— Begin ROWS —
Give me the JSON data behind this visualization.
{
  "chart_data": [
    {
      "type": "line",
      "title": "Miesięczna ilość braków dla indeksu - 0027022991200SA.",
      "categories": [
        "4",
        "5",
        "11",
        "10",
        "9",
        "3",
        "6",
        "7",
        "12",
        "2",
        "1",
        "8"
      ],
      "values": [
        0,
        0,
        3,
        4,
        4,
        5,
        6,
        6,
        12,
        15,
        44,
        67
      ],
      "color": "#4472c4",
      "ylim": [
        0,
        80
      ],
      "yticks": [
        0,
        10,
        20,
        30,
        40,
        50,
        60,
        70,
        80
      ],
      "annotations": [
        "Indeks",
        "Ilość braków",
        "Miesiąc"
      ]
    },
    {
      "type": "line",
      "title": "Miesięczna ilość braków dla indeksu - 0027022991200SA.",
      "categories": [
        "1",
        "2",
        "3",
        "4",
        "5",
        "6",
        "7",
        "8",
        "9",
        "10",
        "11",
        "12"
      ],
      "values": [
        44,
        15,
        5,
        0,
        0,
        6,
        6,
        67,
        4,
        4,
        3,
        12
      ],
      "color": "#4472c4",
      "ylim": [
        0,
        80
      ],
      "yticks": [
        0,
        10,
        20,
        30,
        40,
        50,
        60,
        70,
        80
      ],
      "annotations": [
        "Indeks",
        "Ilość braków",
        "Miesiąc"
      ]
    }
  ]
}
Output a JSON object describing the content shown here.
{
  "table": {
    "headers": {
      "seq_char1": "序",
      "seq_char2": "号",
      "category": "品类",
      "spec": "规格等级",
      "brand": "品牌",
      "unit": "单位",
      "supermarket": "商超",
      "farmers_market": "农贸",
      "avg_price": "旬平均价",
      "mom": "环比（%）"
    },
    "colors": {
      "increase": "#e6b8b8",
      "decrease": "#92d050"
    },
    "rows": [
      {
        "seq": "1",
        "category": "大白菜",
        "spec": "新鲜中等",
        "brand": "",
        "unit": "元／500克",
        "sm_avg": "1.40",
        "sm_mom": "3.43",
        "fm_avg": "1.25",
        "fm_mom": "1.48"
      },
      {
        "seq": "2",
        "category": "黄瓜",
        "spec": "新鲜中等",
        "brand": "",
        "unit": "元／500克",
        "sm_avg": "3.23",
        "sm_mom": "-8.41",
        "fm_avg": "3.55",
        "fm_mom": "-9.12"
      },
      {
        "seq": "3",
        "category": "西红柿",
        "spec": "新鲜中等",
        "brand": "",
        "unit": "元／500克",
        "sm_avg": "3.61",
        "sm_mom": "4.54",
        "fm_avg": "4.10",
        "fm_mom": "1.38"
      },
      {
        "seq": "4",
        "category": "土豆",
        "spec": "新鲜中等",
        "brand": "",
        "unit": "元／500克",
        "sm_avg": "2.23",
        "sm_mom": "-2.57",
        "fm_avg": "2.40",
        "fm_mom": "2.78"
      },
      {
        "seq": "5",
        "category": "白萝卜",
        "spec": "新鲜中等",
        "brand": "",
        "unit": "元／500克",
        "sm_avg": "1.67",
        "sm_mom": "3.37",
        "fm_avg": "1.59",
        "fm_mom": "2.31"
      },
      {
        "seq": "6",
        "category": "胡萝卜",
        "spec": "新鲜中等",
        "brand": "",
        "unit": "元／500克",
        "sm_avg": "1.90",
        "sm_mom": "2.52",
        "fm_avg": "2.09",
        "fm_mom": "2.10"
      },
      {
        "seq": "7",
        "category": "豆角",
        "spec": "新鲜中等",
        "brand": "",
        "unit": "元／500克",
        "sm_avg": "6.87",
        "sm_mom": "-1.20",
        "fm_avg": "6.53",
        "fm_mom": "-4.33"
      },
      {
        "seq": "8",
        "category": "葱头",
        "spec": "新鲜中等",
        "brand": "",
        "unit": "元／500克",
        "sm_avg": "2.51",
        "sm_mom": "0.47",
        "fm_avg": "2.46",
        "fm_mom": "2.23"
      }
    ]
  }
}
— End ROWS —
GIVEN EXERCISE =
Please restate the data word for word, every record included.

CORRECT RESULT =
Give me the JSON data behind this visualization.
{
  "chart_data": [
    {
      "type": "line",
      "title": "Miesięczna ilość braków dla indeksu - 0027022991200SA.",
      "categories": [
        "4",
        "5",
        "11",
        "10",
        "9",
        "3",
        "6",
        "7",
        "12",
        "2",
        "1",
        "8"
      ],
      "values": [
        0,
        0,
        3,
        4,
        4,
        5,
        6,
        6,
        12,
        15,
        44,
        67
      ],
      "color": "#4472c4",
      "ylim": [
        0,
        80
      ],
      "yticks": [
        0,
        10,
        20,
        30,
        40,
        50,
        60,
        70,
        80
      ],
      "annotations": [
        "Indeks",
        "Ilość braków",
        "Miesiąc"
      ]
    },
    {
      "type": "line",
      "title": "Miesięczna ilość braków dla indeksu - 0027022991200SA.",
      "categories": [
        "1",
        "2",
        "3",
        "4",
        "5",
        "6",
        "7",
        "8",
        "9",
        "10",
        "11",
        "12"
      ],
      "values": [
        44,
        15,
        5,
        0,
        0,
        6,
        6,
        67,
        4,
        4,
        3,
        12
      ],
      "color": "#4472c4",
      "ylim": [
        0,
        80
      ],
      "yticks": [
        0,
        10,
        20,
        30,
        40,
        50,
        60,
        70,
        80
      ],
      "annotations": [
        "Indeks",
        "Ilość braków",
        "Miesiąc"
      ]
    }
  ]
}
Output a JSON object describing the content shown here.
{
  "table": {
    "headers": {
      "seq_char1": "序",
      "seq_char2": "号",
      "category": "品类",
      "spec": "规格等级",
      "brand": "品牌",
      "unit": "单位",
      "supermarket": "商超",
      "farmers_market": "农贸",
      "avg_price": "旬平均价",
      "mom": "环比（%）"
    },
    "colors": {
      "increase": "#e6b8b8",
      "decrease": "#92d050"
    },
    "rows": [
      {
        "seq": "1",
        "category": "大白菜",
        "spec": "新鲜中等",
        "brand": "",
        "unit": "元／500克",
        "sm_avg": "1.40",
        "sm_mom": "3.43",
        "fm_avg": "1.25",
        "fm_mom": "1.48"
      },
      {
        "seq": "2",
        "category": "黄瓜",
        "spec": "新鲜中等",
        "brand": "",
        "unit": "元／500克",
        "sm_avg": "3.23",
        "sm_mom": "-8.41",
        "fm_avg": "3.55",
        "fm_mom": "-9.12"
      },
      {
        "seq": "3",
        "category": "西红柿",
        "spec": "新鲜中等",
        "brand": "",
        "unit": "元／500克",
        "sm_avg": "3.61",
        "sm_mom": "4.54",
        "fm_avg": "4.10",
        "fm_mom": "1.38"
      },
      {
        "seq": "4",
        "category": "土豆",
        "spec": "新鲜中等",
        "brand": "",
        "unit": "元／500克",
        "sm_avg": "2.23",
        "sm_mom": "-2.57",
        "fm_avg": "2.40",
        "fm_mom": "2.78"
      },
      {
        "seq": "5",
        "category": "白萝卜",
        "spec": "新鲜中等",
        "brand": "",
        "unit": "元／500克",
        "sm_avg": "1.67",
        "sm_mom": "3.37",
        "fm_avg": "1.59",
        "fm_mom": "2.31"
      },
      {
        "seq": "6",
        "category": "胡萝卜",
        "spec": "新鲜中等",
        "brand": "",
        "unit": "元／500克",
        "sm_avg": "1.90",
        "sm_mom": "2.52",
        "fm_avg": "2.09",
        "fm_mom": "2.10"
      },
      {
        "seq": "7",
        "category": "豆角",
        "spec": "新鲜中等",
        "brand": "",
        "unit": "元／500克",
        "sm_avg": "6.87",
        "sm_mom": "-1.20",
        "fm_avg": "6.53",
        "fm_mom": "-4.33"
      },
      {
        "seq": "8",
        "category": "葱头",
        "spec": "新鲜中等",
        "brand": "",
        "unit": "元／500克",
        "sm_avg": "2.51",
        "sm_mom": "0.47",
        "fm_avg": "2.46",
        "fm_mom": "2.23"
      }
    ]
  }
}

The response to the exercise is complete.